**Objective:**
Your task is to repeat the entries word for word while leaving out the pictures.

**Stored rows:**

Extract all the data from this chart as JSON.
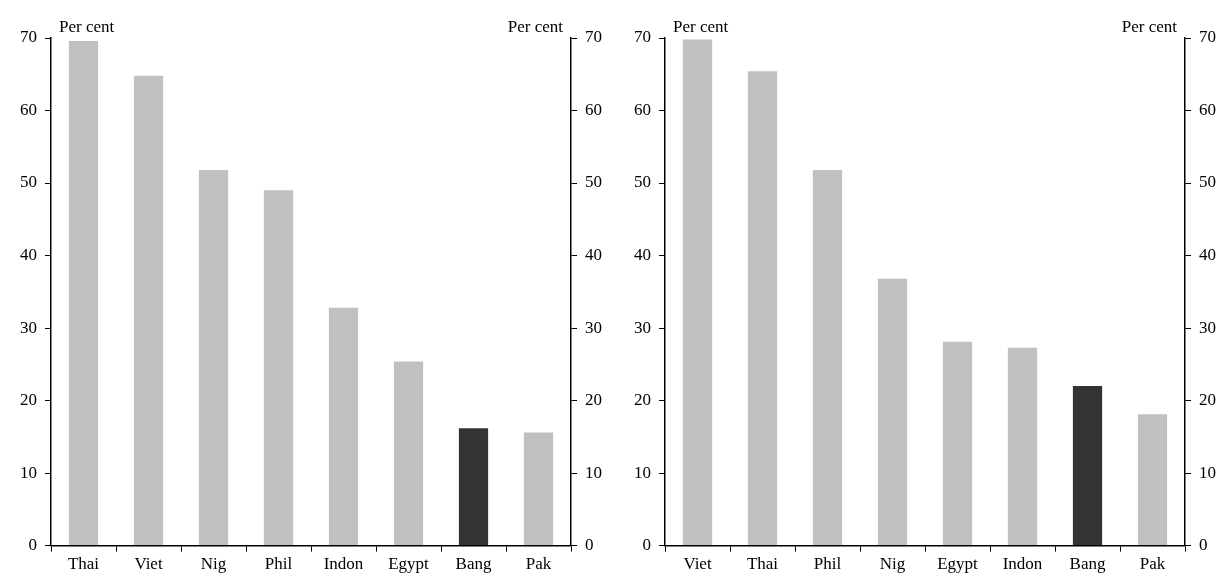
{
  "chart_data": [
    {
      "type": "bar",
      "ylabel": "Per cent",
      "y2label": "Per cent",
      "categories": [
        "Thai",
        "Viet",
        "Nig",
        "Phil",
        "Indon",
        "Egypt",
        "Bang",
        "Pak"
      ],
      "values": [
        69.6,
        64.8,
        51.8,
        49,
        32.8,
        25.4,
        16.2,
        15.6
      ],
      "colors": [
        "#c0c0c0",
        "#c0c0c0",
        "#c0c0c0",
        "#c0c0c0",
        "#c0c0c0",
        "#c0c0c0",
        "#333333",
        "#c0c0c0"
      ],
      "ylim": [
        0,
        70
      ],
      "yticks": [
        0,
        10,
        20,
        30,
        40,
        50,
        60,
        70
      ],
      "y2lim": [
        0,
        70
      ],
      "y2ticks": [
        0,
        10,
        20,
        30,
        40,
        50,
        60,
        70
      ],
      "grid": false,
      "legend": false
    },
    {
      "type": "bar",
      "ylabel": "Per cent",
      "y2label": "Per cent",
      "categories": [
        "Viet",
        "Thai",
        "Phil",
        "Nig",
        "Egypt",
        "Indon",
        "Bang",
        "Pak"
      ],
      "values": [
        69.8,
        65.4,
        51.8,
        36.8,
        28.1,
        27.3,
        22,
        18.1
      ],
      "colors": [
        "#c0c0c0",
        "#c0c0c0",
        "#c0c0c0",
        "#c0c0c0",
        "#c0c0c0",
        "#c0c0c0",
        "#333333",
        "#c0c0c0"
      ],
      "ylim": [
        0,
        70
      ],
      "yticks": [
        0,
        10,
        20,
        30,
        40,
        50,
        60,
        70
      ],
      "y2lim": [
        0,
        70
      ],
      "y2ticks": [
        0,
        10,
        20,
        30,
        40,
        50,
        60,
        70
      ],
      "grid": false,
      "legend": false
    }
  ]
}
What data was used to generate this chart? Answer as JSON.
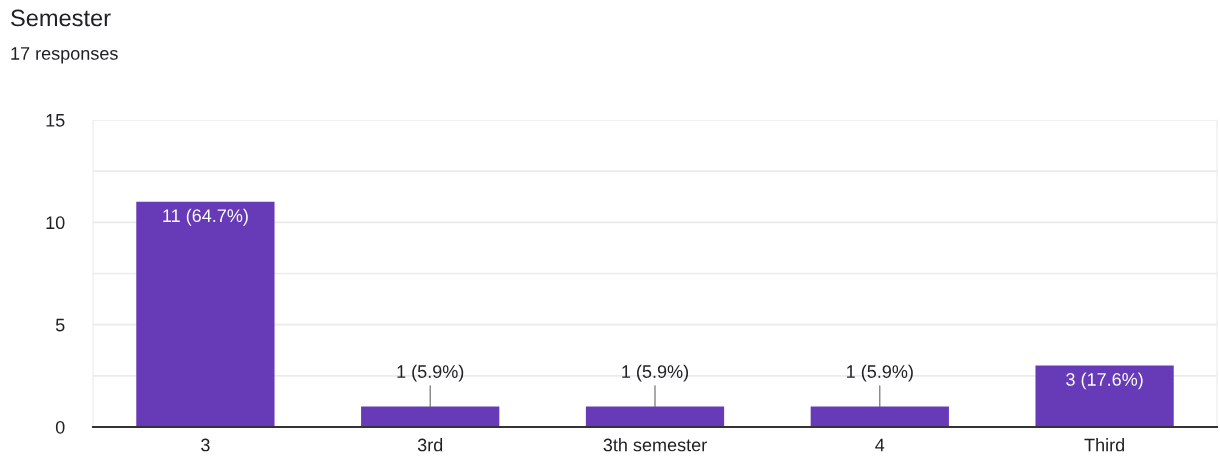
{
  "chart_data": {
    "type": "bar",
    "title": "Semester",
    "subtitle": "17 responses",
    "categories": [
      "3",
      "3rd",
      "3th semester",
      "4",
      "Third"
    ],
    "values": [
      11,
      1,
      1,
      1,
      3
    ],
    "color": "#673ab7",
    "value_labels": [
      "11 (64.7%)",
      "1 (5.9%)",
      "1 (5.9%)",
      "1 (5.9%)",
      "3 (17.6%)"
    ],
    "ylim": [
      0,
      15
    ],
    "yticks": [
      0,
      {
        "value": 2.5,
        "label": null
      },
      5,
      {
        "value": 7.5,
        "label": null
      },
      10,
      {
        "value": 12.5,
        "label": null
      },
      15
    ],
    "grid": "y"
  }
}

**Worked solution:**
Extract all the data from this chart as JSON.
{
  "chart_data": [
    {
      "type": "bar",
      "ylabel": "Per cent",
      "y2label": "Per cent",
      "categories": [
        "Thai",
        "Viet",
        "Nig",
        "Phil",
        "Indon",
        "Egypt",
        "Bang",
        "Pak"
      ],
      "values": [
        69.6,
        64.8,
        51.8,
        49,
        32.8,
        25.4,
        16.2,
        15.6
      ],
      "colors": [
        "#c0c0c0",
        "#c0c0c0",
        "#c0c0c0",
        "#c0c0c0",
        "#c0c0c0",
        "#c0c0c0",
        "#333333",
        "#c0c0c0"
      ],
      "ylim": [
        0,
        70
      ],
      "yticks": [
        0,
        10,
        20,
        30,
        40,
        50,
        60,
        70
      ],
      "y2lim": [
        0,
        70
      ],
      "y2ticks": [
        0,
        10,
        20,
        30,
        40,
        50,
        60,
        70
      ],
      "grid": false,
      "legend": false
    },
    {
      "type": "bar",
      "ylabel": "Per cent",
      "y2label": "Per cent",
      "categories": [
        "Viet",
        "Thai",
        "Phil",
        "Nig",
        "Egypt",
        "Indon",
        "Bang",
        "Pak"
      ],
      "values": [
        69.8,
        65.4,
        51.8,
        36.8,
        28.1,
        27.3,
        22,
        18.1
      ],
      "colors": [
        "#c0c0c0",
        "#c0c0c0",
        "#c0c0c0",
        "#c0c0c0",
        "#c0c0c0",
        "#c0c0c0",
        "#333333",
        "#c0c0c0"
      ],
      "ylim": [
        0,
        70
      ],
      "yticks": [
        0,
        10,
        20,
        30,
        40,
        50,
        60,
        70
      ],
      "y2lim": [
        0,
        70
      ],
      "y2ticks": [
        0,
        10,
        20,
        30,
        40,
        50,
        60,
        70
      ],
      "grid": false,
      "legend": false
    }
  ]
}
What data was used to generate this chart? Answer as JSON.
{
  "chart_data": {
    "type": "bar",
    "title": "Semester",
    "subtitle": "17 responses",
    "categories": [
      "3",
      "3rd",
      "3th semester",
      "4",
      "Third"
    ],
    "values": [
      11,
      1,
      1,
      1,
      3
    ],
    "color": "#673ab7",
    "value_labels": [
      "11 (64.7%)",
      "1 (5.9%)",
      "1 (5.9%)",
      "1 (5.9%)",
      "3 (17.6%)"
    ],
    "ylim": [
      0,
      15
    ],
    "yticks": [
      0,
      {
        "value": 2.5,
        "label": null
      },
      5,
      {
        "value": 7.5,
        "label": null
      },
      10,
      {
        "value": 12.5,
        "label": null
      },
      15
    ],
    "grid": "y"
  }
}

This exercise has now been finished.